Written request 1: Repeat the records word for word, from their first line up to and including the line with "point [646, 42, 657, 53]".

Article:
[start]

This application is a U.S. National Phase application under 35 U.S.C. § 371 of International Application No. PCT/EP2016/064429, filed on Jun. 22, 2016. The International Application was published in German on Dec. 28, 2017 as WO 2017/220141 A1 under PCT Article 21(2).

FIELD

The present invention relates to an electrical motor vehicle vacuum pump arrangement having a housing assembly with an inlet opening arrangement and an outlet opening arrangement, which housing assembly has a pump apparatus and a drive motor, wherein the pump apparatus has a pump rotor housing composed of an inlet-side and an outlet-side face wall and a pump rotor housing part arranged therebetween, which enclose a pump rotor chamber in which a pump rotor is provided, wherein the drive motor has a motor rotor and a motor stator, wherein a sound damping element for noise reduction is provided, wherein the sound damping element has at least two sound damping chambers connected in series, wherein the first sound damping chamber is fluidically connected to the pump rotor chamber via a first connecting arrangement and is fluidically connected to the second sound damping chamber via a second connecting arrangement, and wherein the second sound damping chamber is fluidically connected to the outlet opening arrangement.

Independent of the operating condition of an internal combustion engine in a motor vehicle, an electrically driven motor vehicle vacuum pump generates an absolute negative pressure of, for example, 100 millibars which is required to operate, for example, a pneumatic brake force booster and/or other pneumatically operated ancillary units. The electrical capacity of the drive motor typically lies in the range of 100 W for small vacuum pumps and several 100 W for large vacuum pumps in the case of an electrical motor vehicle vacuum pump arrangement. Depending on the pumping capacity and the rotational speed of the pump apparatus, the sound emissions may be so high that extensive measures for sound damping and/or for forming an acoustic barrier must be taken. An example of an electrical vacuum pump is described in WO 2014/135202 A1 where the setup is, however, very complex because of the sound damping element used which requires a relatively large installation space.

SUMMARY

An aspect of the present invention is to provide an electrical motor vehicle vacuum pump with low sound emissions where the above-mentioned drawbacks are avoided in a simple and inexpensive manner.

In an embodiment, the present invention provides an electrical motor vehicle vacuum pump arrangement which includes a housing assembly, a pump apparatus, a drive motor, and a sound dampener. The housing assembly comprises an inlet opening arrangement and an outlet opening arrangement. The pump apparatus is arranged in the housing assembly. The pump apparatus comprises a pump rotor housing which comprises an inlet-side face wall, an outlet-side face wall, and a pump rotor housing part arranged between the inlet-side face wall and the outlet-side face wall. The inlet-side face wall, the outlet-side face wall, and the pump rotor housing part are arranged to enclose a pump rotor chamber in which a pump rotor is arranged. The drive motor is arranged in the housing assembly. The drive motor comprises a motor rotor and a motor stator. The sound dampener is configured to provide a noise reduction. The sound damper comprises a first sound damping chamber and a second sound damping chamber which are connected in series, and a sound dampener element. The first sound damping chamber is fluidically connected to the pump rotor chamber via a first connecting arrangement. The first sound damping chamber is fluidically connected to the second sound damping chamber via a second connecting arrangement. The second sound damping chamber is fluidically connected to the outlet opening arrangement. The sound dampener element is provided as a bore arrangement for at least one of the second connecting arrangement and the outlet opening arrangement.

[end]

Material provided:

[start]

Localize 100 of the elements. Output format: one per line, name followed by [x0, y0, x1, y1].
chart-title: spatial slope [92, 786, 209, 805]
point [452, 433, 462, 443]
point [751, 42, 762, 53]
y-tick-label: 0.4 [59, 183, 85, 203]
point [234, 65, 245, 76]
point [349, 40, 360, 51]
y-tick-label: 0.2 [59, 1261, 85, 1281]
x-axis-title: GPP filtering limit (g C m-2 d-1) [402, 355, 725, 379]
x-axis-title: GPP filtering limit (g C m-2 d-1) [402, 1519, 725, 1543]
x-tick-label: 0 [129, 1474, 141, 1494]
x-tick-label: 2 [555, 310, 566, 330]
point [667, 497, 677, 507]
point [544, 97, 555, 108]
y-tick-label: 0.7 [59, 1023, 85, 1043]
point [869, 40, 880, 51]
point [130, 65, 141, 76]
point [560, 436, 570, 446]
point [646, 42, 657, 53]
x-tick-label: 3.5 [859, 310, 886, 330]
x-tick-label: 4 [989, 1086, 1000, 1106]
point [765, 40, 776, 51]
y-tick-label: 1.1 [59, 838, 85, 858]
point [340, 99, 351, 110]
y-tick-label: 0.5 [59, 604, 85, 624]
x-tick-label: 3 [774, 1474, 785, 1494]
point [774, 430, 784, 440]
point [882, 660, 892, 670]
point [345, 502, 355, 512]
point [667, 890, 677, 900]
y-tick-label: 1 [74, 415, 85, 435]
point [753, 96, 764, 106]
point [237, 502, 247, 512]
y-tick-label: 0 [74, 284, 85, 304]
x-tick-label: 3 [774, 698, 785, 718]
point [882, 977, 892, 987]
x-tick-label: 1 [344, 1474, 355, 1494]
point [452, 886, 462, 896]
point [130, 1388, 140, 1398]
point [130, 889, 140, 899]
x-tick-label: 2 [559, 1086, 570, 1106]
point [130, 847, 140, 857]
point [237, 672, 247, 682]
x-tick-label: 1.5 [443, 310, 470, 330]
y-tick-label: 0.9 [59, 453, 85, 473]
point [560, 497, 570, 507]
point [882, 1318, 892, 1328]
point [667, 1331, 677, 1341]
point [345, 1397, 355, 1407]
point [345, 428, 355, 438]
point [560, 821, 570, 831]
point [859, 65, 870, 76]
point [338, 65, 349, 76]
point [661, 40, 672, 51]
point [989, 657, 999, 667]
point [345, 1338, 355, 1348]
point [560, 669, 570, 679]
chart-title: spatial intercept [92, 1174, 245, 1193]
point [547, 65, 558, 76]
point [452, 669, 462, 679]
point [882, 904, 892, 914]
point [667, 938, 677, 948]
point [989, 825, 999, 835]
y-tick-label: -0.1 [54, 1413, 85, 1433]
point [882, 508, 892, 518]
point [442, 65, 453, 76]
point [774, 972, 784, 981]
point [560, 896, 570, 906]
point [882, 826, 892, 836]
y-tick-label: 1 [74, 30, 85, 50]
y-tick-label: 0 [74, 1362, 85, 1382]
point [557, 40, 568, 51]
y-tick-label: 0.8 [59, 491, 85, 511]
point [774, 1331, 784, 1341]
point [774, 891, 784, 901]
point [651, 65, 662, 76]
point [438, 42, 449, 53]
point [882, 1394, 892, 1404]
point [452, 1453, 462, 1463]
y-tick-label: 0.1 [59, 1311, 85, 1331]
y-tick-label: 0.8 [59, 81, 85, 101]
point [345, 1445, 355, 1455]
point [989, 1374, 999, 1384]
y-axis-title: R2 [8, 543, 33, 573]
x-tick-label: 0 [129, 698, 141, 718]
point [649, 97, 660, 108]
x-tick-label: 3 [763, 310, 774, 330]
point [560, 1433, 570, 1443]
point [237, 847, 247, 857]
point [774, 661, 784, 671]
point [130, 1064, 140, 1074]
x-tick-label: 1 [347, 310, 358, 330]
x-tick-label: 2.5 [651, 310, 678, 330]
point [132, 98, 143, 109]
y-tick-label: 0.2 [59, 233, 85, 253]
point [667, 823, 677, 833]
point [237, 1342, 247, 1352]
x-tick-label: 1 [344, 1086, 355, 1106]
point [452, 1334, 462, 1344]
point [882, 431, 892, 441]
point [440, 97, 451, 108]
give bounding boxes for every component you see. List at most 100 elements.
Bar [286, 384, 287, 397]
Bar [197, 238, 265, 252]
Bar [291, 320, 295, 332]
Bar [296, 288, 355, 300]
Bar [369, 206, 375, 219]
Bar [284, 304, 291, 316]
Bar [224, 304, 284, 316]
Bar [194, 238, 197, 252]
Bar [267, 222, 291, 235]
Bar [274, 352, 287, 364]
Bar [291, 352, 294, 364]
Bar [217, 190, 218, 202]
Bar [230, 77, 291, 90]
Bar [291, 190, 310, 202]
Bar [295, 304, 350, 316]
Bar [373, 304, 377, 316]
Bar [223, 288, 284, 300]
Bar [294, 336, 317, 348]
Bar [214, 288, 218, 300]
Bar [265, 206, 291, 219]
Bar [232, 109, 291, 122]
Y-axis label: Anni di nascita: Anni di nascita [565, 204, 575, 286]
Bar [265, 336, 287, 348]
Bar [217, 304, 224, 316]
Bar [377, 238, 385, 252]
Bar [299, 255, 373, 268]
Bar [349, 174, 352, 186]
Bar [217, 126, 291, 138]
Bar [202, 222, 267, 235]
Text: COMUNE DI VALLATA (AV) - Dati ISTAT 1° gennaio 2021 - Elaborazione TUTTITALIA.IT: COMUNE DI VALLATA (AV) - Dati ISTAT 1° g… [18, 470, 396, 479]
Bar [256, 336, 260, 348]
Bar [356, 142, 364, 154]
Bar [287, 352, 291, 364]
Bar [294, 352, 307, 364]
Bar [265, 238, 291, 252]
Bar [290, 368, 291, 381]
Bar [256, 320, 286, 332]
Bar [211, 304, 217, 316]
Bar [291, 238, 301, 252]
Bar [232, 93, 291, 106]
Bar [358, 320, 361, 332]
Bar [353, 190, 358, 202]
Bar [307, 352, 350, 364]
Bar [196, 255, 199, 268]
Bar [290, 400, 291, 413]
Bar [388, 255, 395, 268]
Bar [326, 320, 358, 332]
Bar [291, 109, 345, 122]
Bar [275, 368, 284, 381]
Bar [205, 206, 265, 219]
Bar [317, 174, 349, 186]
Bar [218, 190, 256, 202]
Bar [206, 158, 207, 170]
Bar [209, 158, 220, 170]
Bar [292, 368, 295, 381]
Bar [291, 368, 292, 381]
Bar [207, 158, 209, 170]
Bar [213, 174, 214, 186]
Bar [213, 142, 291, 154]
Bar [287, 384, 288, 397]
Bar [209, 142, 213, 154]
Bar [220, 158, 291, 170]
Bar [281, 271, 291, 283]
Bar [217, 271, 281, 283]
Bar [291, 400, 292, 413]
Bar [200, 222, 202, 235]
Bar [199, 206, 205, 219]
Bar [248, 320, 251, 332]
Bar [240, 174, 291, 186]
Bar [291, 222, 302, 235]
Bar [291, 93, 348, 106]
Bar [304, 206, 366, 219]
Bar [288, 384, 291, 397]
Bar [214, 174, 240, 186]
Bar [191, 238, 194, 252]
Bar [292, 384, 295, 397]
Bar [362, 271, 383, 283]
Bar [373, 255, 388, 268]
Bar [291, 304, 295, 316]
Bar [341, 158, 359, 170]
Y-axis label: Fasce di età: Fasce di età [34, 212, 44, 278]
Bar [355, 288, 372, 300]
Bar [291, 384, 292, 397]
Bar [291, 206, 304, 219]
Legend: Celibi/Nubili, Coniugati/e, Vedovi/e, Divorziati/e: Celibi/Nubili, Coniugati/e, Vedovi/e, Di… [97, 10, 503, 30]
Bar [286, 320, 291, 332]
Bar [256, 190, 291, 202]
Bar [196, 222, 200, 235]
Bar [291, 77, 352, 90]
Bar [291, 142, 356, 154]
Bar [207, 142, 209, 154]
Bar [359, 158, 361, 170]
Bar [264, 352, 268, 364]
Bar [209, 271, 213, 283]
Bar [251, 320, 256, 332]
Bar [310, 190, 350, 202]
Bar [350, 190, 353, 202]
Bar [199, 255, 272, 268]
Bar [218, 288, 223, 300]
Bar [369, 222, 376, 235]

[end]

Written request 2: Continue the text on the electrical vacuum pump from the point where it stops.

Exercise response 1:
Localize 100 of the elements. Output format: one per line, name followed by [x0, y0, x1, y1].
chart-title: spatial slope [92, 786, 209, 805]
point [452, 433, 462, 443]
point [751, 42, 762, 53]
y-tick-label: 0.4 [59, 183, 85, 203]
point [234, 65, 245, 76]
point [349, 40, 360, 51]
y-tick-label: 0.2 [59, 1261, 85, 1281]
x-axis-title: GPP filtering limit (g C m-2 d-1) [402, 355, 725, 379]
x-axis-title: GPP filtering limit (g C m-2 d-1) [402, 1519, 725, 1543]
x-tick-label: 0 [129, 1474, 141, 1494]
x-tick-label: 2 [555, 310, 566, 330]
point [667, 497, 677, 507]
point [544, 97, 555, 108]
y-tick-label: 0.7 [59, 1023, 85, 1043]
point [869, 40, 880, 51]
point [130, 65, 141, 76]
point [560, 436, 570, 446]
point [646, 42, 657, 53]

Exercise response 2:
BRIEF DESCRIPTION OF THE DRAWINGS

The present invention is described in greater detail below on the basis of embodiments and of the drawings in which:

FIG. 1 shows a perspective view of an electrical motor vehicle vacuum pump arrangement according to the present invention; and

FIG. 2 shows a sectional view of a pump apparatus and a portion of the drive motor of the motor vehicle vacuum pump arrangement of FIG. 1.

 DETAILED DESCRIPTION

The present invention provides at least one sound damping element in the form of a bore arrangement for the second connecting arrangement and/or the outlet opening arrangement. Sound emissions can be considerably reduced via such a simple measure. The vacuum pump of the present invention thus requires a smaller installation space and is more inexpensive to manufacture.

According to an embodiment of the present invention, the first sound damping chamber can, for example, be integrated in the outlet-side face wall. The first connecting arrangement can also be composed of a first pump outlet having a check valve and a second pump outlet which is staggered as seen in the direction of rotation of the pump rotor.

The first sound damping chamber can advantageously be defined by a cover element arranged on a side of the outlet-side face wall facing away from the pump rotor, wherein the second connecting arrangement is configured as a groove in the outlet-side face wall.

In an embodiment of the present invention which involves little installation space, the housing assembly can, for example, comprise an end cover element which encompasses the outlet-side face wall so that a second sound damping chamber is defined.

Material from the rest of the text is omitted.